Spatial layout data
⁂

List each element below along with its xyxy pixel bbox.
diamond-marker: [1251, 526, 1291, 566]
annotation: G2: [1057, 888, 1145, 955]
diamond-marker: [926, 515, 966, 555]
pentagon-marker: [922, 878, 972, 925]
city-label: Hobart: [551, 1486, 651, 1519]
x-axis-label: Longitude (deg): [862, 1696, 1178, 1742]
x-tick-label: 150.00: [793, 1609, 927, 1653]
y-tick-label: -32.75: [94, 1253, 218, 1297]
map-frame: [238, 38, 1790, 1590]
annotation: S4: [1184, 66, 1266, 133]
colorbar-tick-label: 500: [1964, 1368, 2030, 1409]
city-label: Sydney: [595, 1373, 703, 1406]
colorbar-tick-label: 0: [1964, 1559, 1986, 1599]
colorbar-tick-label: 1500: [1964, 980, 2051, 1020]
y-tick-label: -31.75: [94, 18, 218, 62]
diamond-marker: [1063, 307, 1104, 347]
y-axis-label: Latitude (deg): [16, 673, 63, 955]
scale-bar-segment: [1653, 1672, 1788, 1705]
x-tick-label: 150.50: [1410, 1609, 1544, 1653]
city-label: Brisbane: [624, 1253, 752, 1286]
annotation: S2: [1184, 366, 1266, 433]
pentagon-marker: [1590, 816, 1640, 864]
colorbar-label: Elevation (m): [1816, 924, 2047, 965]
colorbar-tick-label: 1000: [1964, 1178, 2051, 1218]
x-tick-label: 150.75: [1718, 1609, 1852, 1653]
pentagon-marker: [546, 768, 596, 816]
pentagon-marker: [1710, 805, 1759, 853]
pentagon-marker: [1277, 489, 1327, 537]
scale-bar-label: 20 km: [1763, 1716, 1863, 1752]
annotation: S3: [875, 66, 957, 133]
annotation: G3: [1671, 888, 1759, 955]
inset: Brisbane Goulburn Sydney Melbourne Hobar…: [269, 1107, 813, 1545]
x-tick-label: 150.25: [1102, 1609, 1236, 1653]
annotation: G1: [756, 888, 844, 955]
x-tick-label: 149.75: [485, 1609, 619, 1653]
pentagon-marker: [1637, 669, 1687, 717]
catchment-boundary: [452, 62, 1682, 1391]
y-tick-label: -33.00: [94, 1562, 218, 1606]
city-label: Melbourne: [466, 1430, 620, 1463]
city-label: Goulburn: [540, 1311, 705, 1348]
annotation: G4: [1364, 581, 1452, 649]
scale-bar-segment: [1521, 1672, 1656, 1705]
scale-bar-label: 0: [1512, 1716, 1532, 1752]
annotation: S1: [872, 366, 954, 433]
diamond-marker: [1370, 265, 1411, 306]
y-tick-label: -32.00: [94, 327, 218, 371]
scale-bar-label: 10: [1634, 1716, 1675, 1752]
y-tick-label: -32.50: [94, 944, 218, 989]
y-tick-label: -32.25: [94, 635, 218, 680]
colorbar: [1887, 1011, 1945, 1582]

⁂

Extract every line of the entries above and reproduce each one verbatim, keeping the original order.

• _Output for this exercise_:
List each element below along with its xyxy pixel bbox.
diamond-marker: [1251, 526, 1291, 566]
annotation: G2: [1057, 888, 1145, 955]
diamond-marker: [926, 515, 966, 555]
pentagon-marker: [922, 878, 972, 925]
city-label: Hobart: [551, 1486, 651, 1519]
x-axis-label: Longitude (deg): [862, 1696, 1178, 1742]
x-tick-label: 150.00: [793, 1609, 927, 1653]
y-tick-label: -32.75: [94, 1253, 218, 1297]
map-frame: [238, 38, 1790, 1590]
annotation: S4: [1184, 66, 1266, 133]
colorbar-tick-label: 500: [1964, 1368, 2030, 1409]
city-label: Sydney: [595, 1373, 703, 1406]
colorbar-tick-label: 0: [1964, 1559, 1986, 1599]
colorbar-tick-label: 1500: [1964, 980, 2051, 1020]
y-tick-label: -31.75: [94, 18, 218, 62]
diamond-marker: [1063, 307, 1104, 347]
y-axis-label: Latitude (deg): [16, 673, 63, 955]
scale-bar-segment: [1653, 1672, 1788, 1705]
x-tick-label: 150.50: [1410, 1609, 1544, 1653]
city-label: Brisbane: [624, 1253, 752, 1286]
annotation: S2: [1184, 366, 1266, 433]
pentagon-marker: [1590, 816, 1640, 864]
colorbar-label: Elevation (m): [1816, 924, 2047, 965]
colorbar-tick-label: 1000: [1964, 1178, 2051, 1218]
x-tick-label: 150.75: [1718, 1609, 1852, 1653]
pentagon-marker: [546, 768, 596, 816]
pentagon-marker: [1710, 805, 1759, 853]
pentagon-marker: [1277, 489, 1327, 537]
scale-bar-label: 20 km: [1763, 1716, 1863, 1752]
annotation: S3: [875, 66, 957, 133]
annotation: G3: [1671, 888, 1759, 955]
inset: Brisbane Goulburn Sydney Melbourne Hobar…: [269, 1107, 813, 1545]
x-tick-label: 150.25: [1102, 1609, 1236, 1653]
annotation: G1: [756, 888, 844, 955]
x-tick-label: 149.75: [485, 1609, 619, 1653]
pentagon-marker: [1637, 669, 1687, 717]
catchment-boundary: [452, 62, 1682, 1391]
y-tick-label: -33.00: [94, 1562, 218, 1606]
city-label: Melbourne: [466, 1430, 620, 1463]
city-label: Goulburn: [540, 1311, 705, 1348]
annotation: G4: [1364, 581, 1452, 649]
scale-bar-segment: [1521, 1672, 1656, 1705]
scale-bar-label: 0: [1512, 1716, 1532, 1752]
annotation: S1: [872, 366, 954, 433]
diamond-marker: [1370, 265, 1411, 306]
y-tick-label: -32.00: [94, 327, 218, 371]
scale-bar-label: 10: [1634, 1716, 1675, 1752]
y-tick-label: -32.50: [94, 944, 218, 989]
y-tick-label: -32.25: [94, 635, 218, 680]
colorbar: [1887, 1011, 1945, 1582]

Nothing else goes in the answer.